*Records for processing*:
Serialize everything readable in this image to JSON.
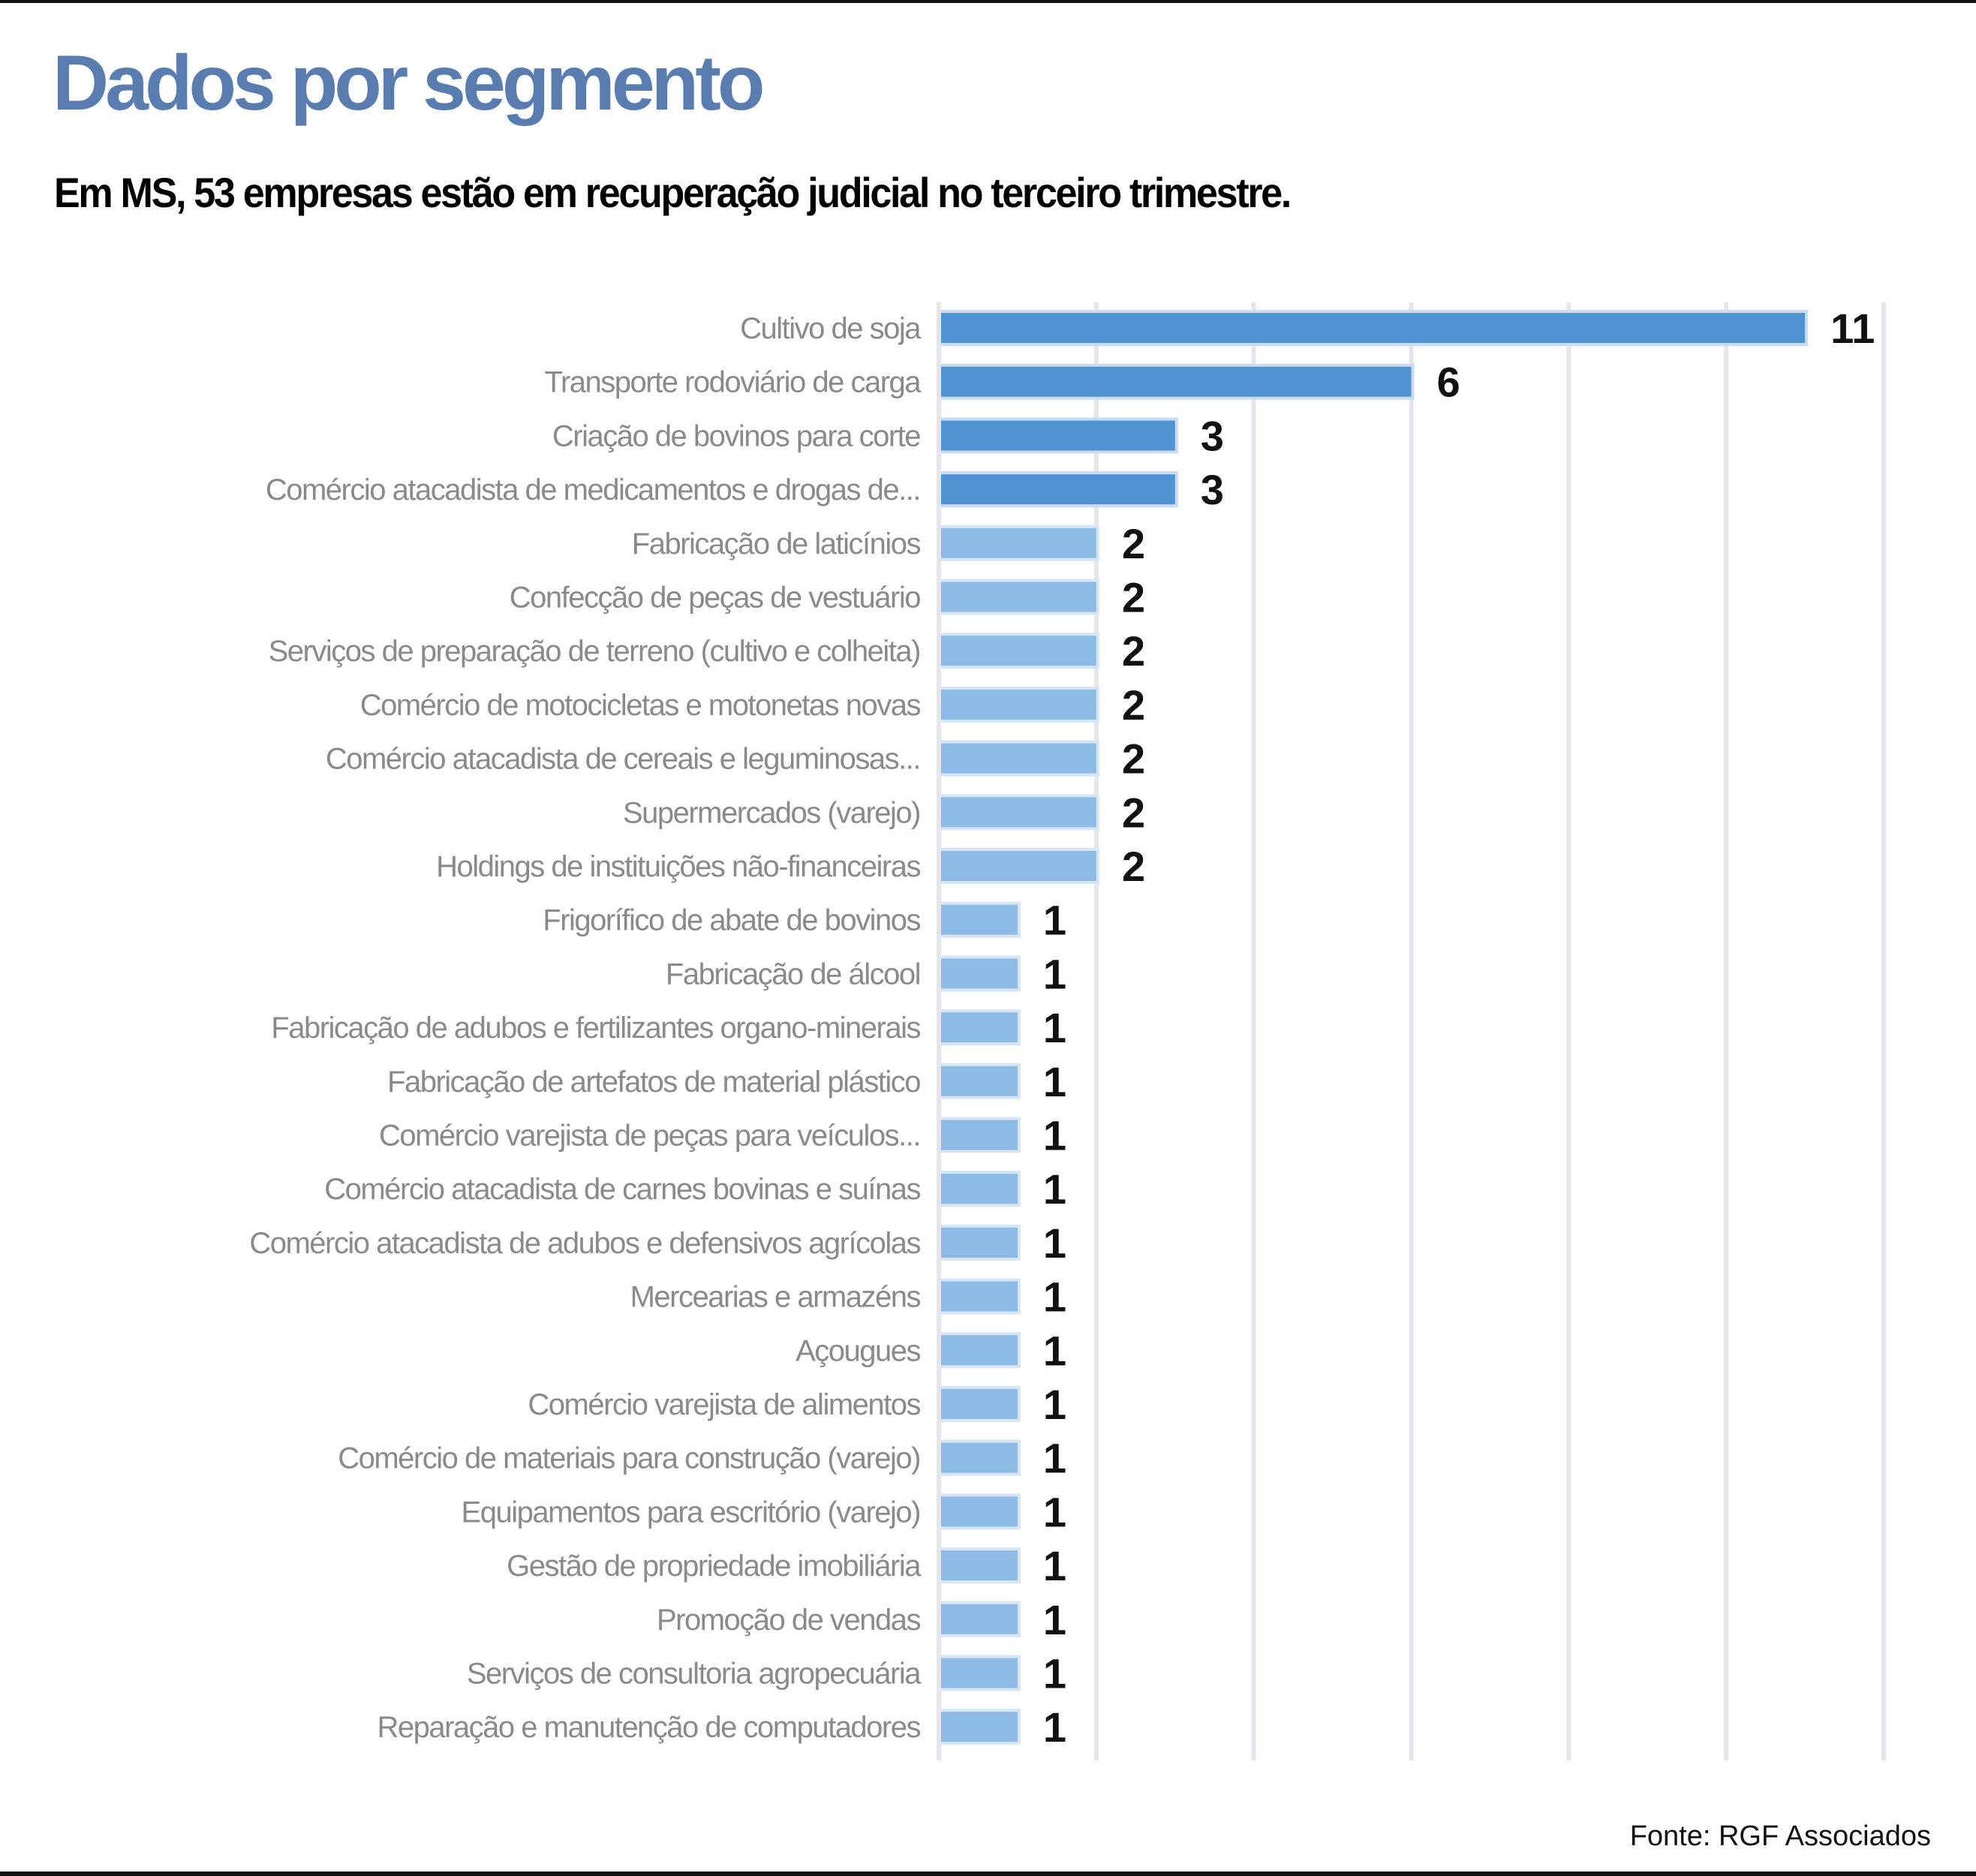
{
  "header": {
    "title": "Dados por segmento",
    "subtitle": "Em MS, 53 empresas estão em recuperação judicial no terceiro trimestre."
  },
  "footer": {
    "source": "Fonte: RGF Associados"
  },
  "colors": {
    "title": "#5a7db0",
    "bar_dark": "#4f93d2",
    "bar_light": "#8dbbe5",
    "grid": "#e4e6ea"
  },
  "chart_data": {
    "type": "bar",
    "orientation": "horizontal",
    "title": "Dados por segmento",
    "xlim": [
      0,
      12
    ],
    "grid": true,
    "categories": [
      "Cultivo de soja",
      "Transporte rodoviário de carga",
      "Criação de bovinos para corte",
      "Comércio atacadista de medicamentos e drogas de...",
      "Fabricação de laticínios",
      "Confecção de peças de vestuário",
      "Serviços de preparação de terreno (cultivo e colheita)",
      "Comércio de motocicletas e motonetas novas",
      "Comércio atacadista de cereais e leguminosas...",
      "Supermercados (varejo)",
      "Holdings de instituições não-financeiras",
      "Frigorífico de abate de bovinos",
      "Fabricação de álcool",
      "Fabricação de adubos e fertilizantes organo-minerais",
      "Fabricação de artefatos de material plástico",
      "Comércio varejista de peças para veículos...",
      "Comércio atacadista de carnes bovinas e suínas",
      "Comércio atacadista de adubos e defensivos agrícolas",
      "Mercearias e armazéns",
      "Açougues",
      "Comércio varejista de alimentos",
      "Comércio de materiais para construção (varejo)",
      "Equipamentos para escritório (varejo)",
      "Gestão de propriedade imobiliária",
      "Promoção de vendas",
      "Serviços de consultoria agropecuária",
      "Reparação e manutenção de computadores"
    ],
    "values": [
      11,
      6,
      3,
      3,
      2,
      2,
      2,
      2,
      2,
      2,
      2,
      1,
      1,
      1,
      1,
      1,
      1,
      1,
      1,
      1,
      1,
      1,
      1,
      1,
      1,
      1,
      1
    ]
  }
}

*Required task*: Filter the records above for lines containing the word "bovinos", and copy those lines.

*The solution*:
      "Criação de bovinos para corte",
      "Frigorífico de abate de bovinos",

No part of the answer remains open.